> **SOURCE PASSAGE**:
_ _ _ _ _ _ _
Canco held portfolio investments in shares of U.S. companies in connection with funding its insurance liabilities. The shares were mark-to-market properties to it, and it realized a loss on income account from a deemed dispostion of the shares under s. 142.5(2) immediately before the end of its taxation year. After noting that the income of Canco from the shares was from a business carried on by it entirely in Canada, so that in the absence of Treaty the withholding taxes applicable to the dividends on the shares would not be eligible for a foreign tax credit by virtue of the mid-amble to s. 126(1)(b)(i), CRA went on to find that by virtue of Art. XXIV, para. 2 and 3 of the Canada-U.S. Income Tax Convention,

a portion of the income from Canco'’s Canadian XX business must be re-sourced to the U.S. for the purposes of section 126 of the Act. In our view, that portion would be all the income pertaining to the Investments (i.e. the distributions less related expenses and the net mark-to-market loss).

CRA went on to find that, given that gains or losses on the shares were not subject to Canadian income tax by virtue of the Convention, they were deemed by s. 126(6)(c) to be a separate source for purposes of s. 126. Accordingly:

any mark-to-market gains or losses from the deemed dispositions of the Investments would be from a source that produces only tax-exempt income and would not be included in the qualifying income or qualifying losses of Canco by virtue of subparagraph 126(9)(a)(iii) of the Act. Therefore, Canco would compute its...qualifying income and qualifying losses, and its foreign non-business tax credit, without taking into consideration the...net mark-to-market loss on the Investments.

Subsection 126(7) - Definitions

Business-Income Tax

Cases

Canadian Wireless Telecommunications Association v. Nanaimo (City), 2012 DTC 5131 [at 7250], 2012 BCSC 1017

Ehrcke J. found that a Nanaimo bylaw requiring a $30 charge be collected from cellphone users for each 911 emergency call was a tax rather than a regulatory charge, and therefore was ultra vires the city. Some mobile phone carriers were incumbent local exchange carriers ("ILECs" - in this case, Telus), who owned key network infrastructure. Each ILEC was required under CRTC rules to allow other carriers to access its network at a fair market price. These other carriers were called competitive local exchange carriers. Implementing the proposed fee would have required costly architectural changes to the wireless carriers' networks.

Applying the criteria in Lawson as to when a charge is a tax (in circumstances where it is not imposed under the authority of a legislature): the fee was clearly levied by a public body; the fee was enforceable in law it was essentially compulsory (CRTC rules made 911 service mandatory); and the fee was intended for a public purpose, because 911 service relates to public safety.

See Also

Clevite Development Ltd. v. MNR, 61 DTC 1093 (Ex. Ct.)
_ _ _ _ _ _ _
> **DATASET ENTRIES**:

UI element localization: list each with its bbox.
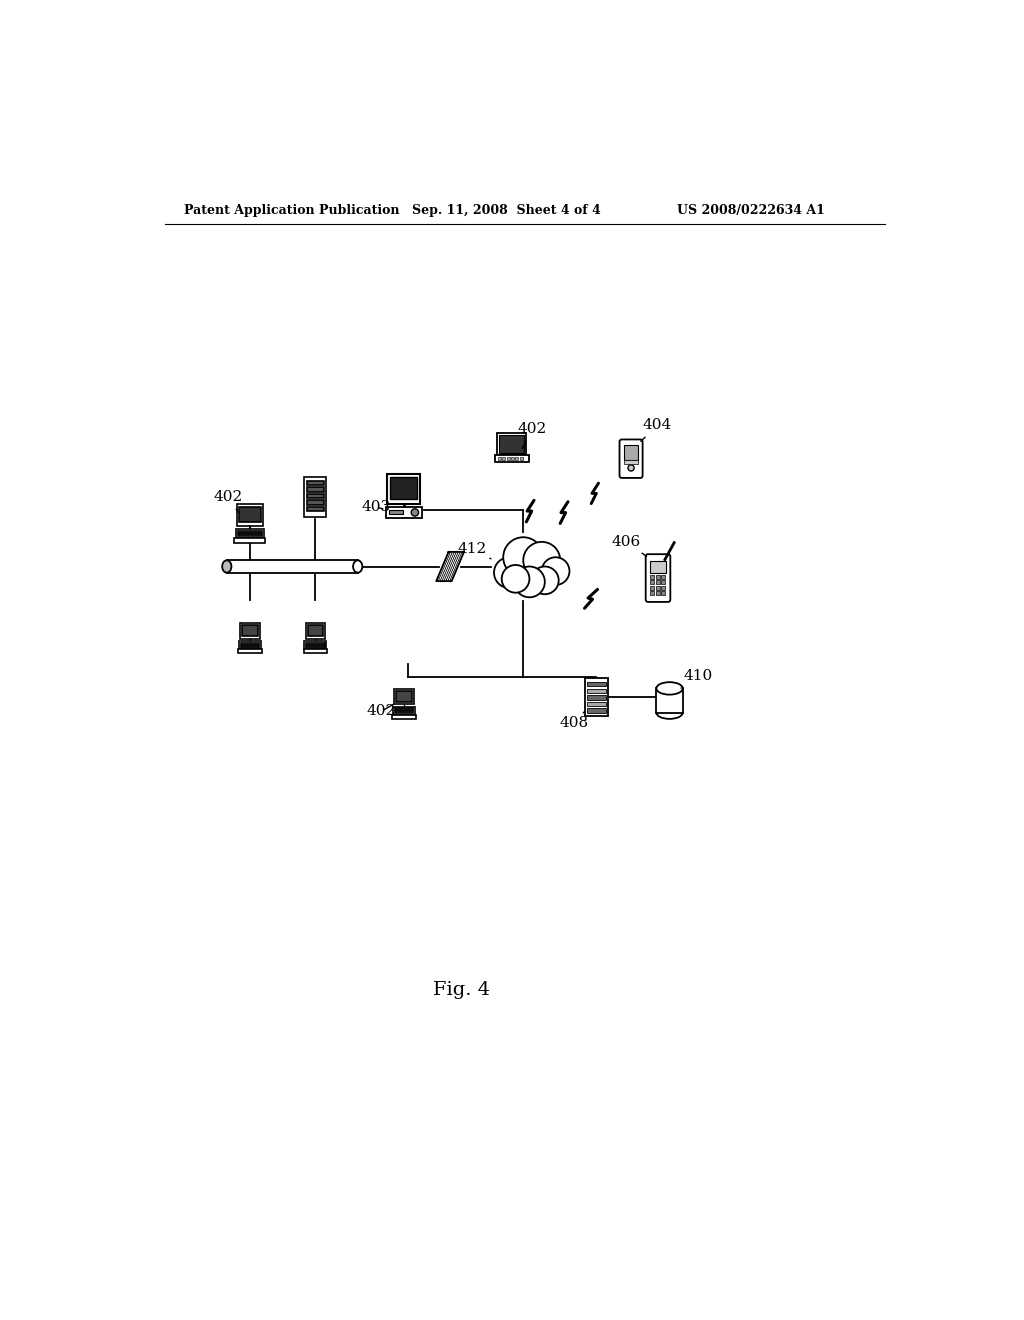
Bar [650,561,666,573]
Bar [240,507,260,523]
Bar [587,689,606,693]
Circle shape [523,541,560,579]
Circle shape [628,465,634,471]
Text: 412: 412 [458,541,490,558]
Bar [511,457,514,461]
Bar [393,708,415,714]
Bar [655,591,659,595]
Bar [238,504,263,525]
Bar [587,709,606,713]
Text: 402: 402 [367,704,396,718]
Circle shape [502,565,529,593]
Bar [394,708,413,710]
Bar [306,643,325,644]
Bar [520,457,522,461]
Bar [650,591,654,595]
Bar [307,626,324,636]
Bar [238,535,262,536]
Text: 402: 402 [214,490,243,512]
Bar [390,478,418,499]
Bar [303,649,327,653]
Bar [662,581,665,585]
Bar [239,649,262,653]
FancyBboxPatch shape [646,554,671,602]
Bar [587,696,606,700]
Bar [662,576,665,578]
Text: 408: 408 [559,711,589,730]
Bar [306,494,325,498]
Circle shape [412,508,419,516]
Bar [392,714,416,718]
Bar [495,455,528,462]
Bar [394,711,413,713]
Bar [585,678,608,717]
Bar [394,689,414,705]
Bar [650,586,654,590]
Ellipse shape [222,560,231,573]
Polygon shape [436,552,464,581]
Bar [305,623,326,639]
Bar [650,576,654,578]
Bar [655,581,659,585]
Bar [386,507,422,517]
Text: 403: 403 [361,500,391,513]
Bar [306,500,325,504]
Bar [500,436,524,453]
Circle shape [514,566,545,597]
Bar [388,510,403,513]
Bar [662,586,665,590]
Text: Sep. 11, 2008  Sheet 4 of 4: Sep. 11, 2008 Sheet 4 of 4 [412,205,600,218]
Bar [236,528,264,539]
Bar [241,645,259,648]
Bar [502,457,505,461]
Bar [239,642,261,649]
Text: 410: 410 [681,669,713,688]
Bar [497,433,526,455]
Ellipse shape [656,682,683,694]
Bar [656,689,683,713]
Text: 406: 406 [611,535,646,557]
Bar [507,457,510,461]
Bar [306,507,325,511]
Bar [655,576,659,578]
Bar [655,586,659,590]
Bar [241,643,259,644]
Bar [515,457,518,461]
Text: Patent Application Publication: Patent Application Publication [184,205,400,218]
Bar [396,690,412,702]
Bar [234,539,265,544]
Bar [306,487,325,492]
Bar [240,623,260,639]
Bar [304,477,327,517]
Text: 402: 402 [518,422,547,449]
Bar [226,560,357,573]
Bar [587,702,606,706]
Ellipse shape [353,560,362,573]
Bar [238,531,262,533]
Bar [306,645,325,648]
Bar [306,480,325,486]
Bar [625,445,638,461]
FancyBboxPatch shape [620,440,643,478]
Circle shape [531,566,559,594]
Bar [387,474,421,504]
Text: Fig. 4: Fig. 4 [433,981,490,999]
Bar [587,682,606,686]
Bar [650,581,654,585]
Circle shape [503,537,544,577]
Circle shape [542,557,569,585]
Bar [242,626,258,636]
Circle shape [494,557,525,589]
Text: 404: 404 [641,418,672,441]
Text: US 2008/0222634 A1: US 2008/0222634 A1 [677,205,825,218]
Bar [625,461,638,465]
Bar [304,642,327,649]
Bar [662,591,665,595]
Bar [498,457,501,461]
_ _ _ _ _ _ _
> **SET TASK 1**:
Answer from the tax commentary:
(a) Under which subsection was Canco's deemed disposition of the shares made?
(b) What amount did the Nanaimo bylaw require be charged to cellphone users for each 911 emergency call?
(c) Which company was the incumbent local exchange carrier in the Nanaimo case?
> **SET TASK 2**: Reproduce word for word the part of the tax commentary that opens with the words containing "Applying the criteria" and closes with "to public safety.".
> **SET TASK 3**: Extend the tax commentary from its final line, in the same technical style.
The material is separate from the tax commentary.

> **RESULT 1**:
(a) s. 142.5(2)
(b) $30
(c) Telus

> **RESULT 2**:
Applying the criteria in Lawson as to when a charge is a tax (in circumstances where it is not imposed under the authority of a legislature): the fee was clearly levied by a public body; the fee was enforceable in law it was essentially compulsory (CRTC rules made 911 service mandatory); and the fee was intended for a public purpose, because 911 service relates to public safety.

> **RESULT 3**:
Royalties received by the taxpayer from foreign patents were found to be income from a business rather than income from the mere holding of property notwithstanding that the taxpayer apparently had no business operations at the relevant times because the patents had previously been held in connection with a manufacturing operation of the taxpayer and the licence agreement required the licensor to assist the licensee (although such assistance, in fact, was provided by the foreign parent of the taxpayer).

Administrative Policy

24 November 2013 CTF Roundtable, 2013-0508171C6 - Income or profits tax

gross revenue tax as income tax

Would a tax on gross revenue qualify as an income or profits tax? CRA stated:

[W]e will generally accept that tax paid to a foreign country will be an income or profits tax notwithstanding that it is computed by reference to gross revenue if the tax is part of a comprehensive income tax regime and is tightly linked and subordinate to a tax that is computed by reference to income or profits… .The following factors would be considered indicative…:

* a single tax statute contains the option to pay tax on gross income or tax on net income;

* there is the ability to elect annually between the two taxation regimes; and

* the rate of tax applied on net income is not unreasonably high.

When all of the above factors are present… [we would] accept that it is an income or profits tax

5 September 2013 External T.I. 2011-0431031E5 - Guatemala's taxes

A Guatemalan tax on gross revenue at a rate (for 2013) of 5% up to a low threshold (approx. Cdn. $3,925) and 6% above that, qualified as an "income or profits tax" given that it was imposed under the same "Guatemalan Income Tax Law" which

allows the taxpayer to annually choose whether to pay tax on its gross revenue or to pay tax on its net income or profits….In this way the amount of tax that would be paid on net income or profits acts as the maximum amount of tax that would be payable in a particular year.

The Guatemalan withholding tax on dividends also was an "income or profits tax," as its basis and operation were similar to that for Part XIII tax.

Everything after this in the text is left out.